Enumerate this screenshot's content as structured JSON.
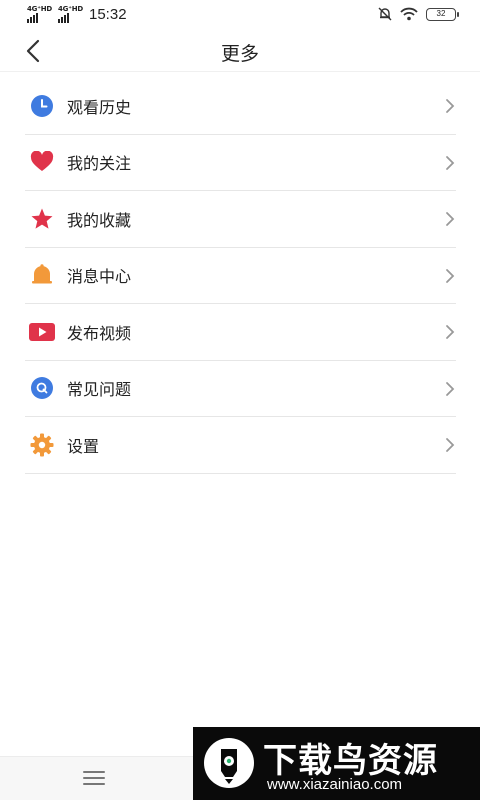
{
  "status_bar": {
    "network_1": "4G⁺HD",
    "network_2": "4G⁺HD",
    "time": "15:32",
    "battery": "32"
  },
  "header": {
    "title": "更多"
  },
  "menu": {
    "items": [
      {
        "label": "观看历史",
        "icon": "clock-icon",
        "color": "#3f7be0"
      },
      {
        "label": "我的关注",
        "icon": "heart-icon",
        "color": "#e0334a"
      },
      {
        "label": "我的收藏",
        "icon": "star-icon",
        "color": "#e0334a"
      },
      {
        "label": "消息中心",
        "icon": "bell-icon",
        "color": "#f2993a"
      },
      {
        "label": "发布视频",
        "icon": "video-play-icon",
        "color": "#e0334a"
      },
      {
        "label": "常见问题",
        "icon": "faq-icon",
        "color": "#3f7be0"
      },
      {
        "label": "设置",
        "icon": "gear-icon",
        "color": "#f2993a"
      }
    ]
  },
  "watermark": {
    "title": "下载鸟资源",
    "url": "www.xiazainiao.com"
  }
}
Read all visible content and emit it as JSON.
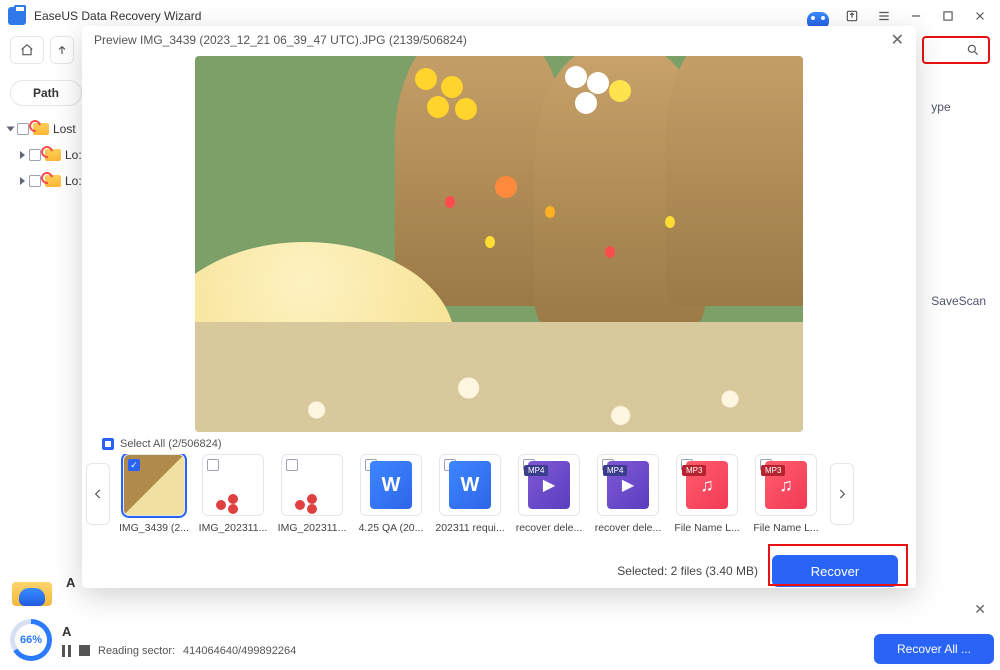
{
  "app": {
    "title": "EaseUS Data Recovery Wizard"
  },
  "toolbar": {
    "path_label": "Path",
    "type_label": "ype",
    "savescan_label": "SaveScan"
  },
  "search": {
    "placeholder": ""
  },
  "tree": {
    "root": "Lost",
    "children": [
      "Lo:",
      "Lo:"
    ]
  },
  "status": {
    "letter_top": "A",
    "letter_mid": "A",
    "progress_pct": "66%",
    "reading_label": "Reading sector:",
    "reading_values": "414064640/499892264",
    "recover_all": "Recover All ..."
  },
  "preview": {
    "title": "Preview IMG_3439 (2023_12_21 06_39_47 UTC).JPG (2139/506824)",
    "select_all_label": "Select All (2/506824)",
    "selected_label": "Selected: 2 files (3.40 MB)",
    "recover_label": "Recover",
    "thumbs": [
      {
        "label": "IMG_3439 (2...",
        "type": "img1",
        "selected": true
      },
      {
        "label": "IMG_202311...",
        "type": "img2",
        "selected": false
      },
      {
        "label": "IMG_202311...",
        "type": "img2",
        "selected": false
      },
      {
        "label": "4.25 QA (20...",
        "type": "doc",
        "selected": false,
        "badge": ""
      },
      {
        "label": "202311 requi...",
        "type": "doc",
        "selected": false,
        "badge": ""
      },
      {
        "label": "recover dele...",
        "type": "mp4",
        "selected": false,
        "badge": "MP4"
      },
      {
        "label": "recover dele...",
        "type": "mp4",
        "selected": false,
        "badge": "MP4"
      },
      {
        "label": "File Name L...",
        "type": "mp3",
        "selected": false,
        "badge": "MP3"
      },
      {
        "label": "File Name L...",
        "type": "mp3",
        "selected": false,
        "badge": "MP3"
      }
    ]
  },
  "colors": {
    "brand_blue": "#2a64f6",
    "highlight_red": "#e81212"
  }
}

- **Exercise requirements**: Copy each line of the records that contains the word "content".

- **Result**:
Enumerate this screenshot's content as structured JSON.
Read all visible content and emit it as JSON.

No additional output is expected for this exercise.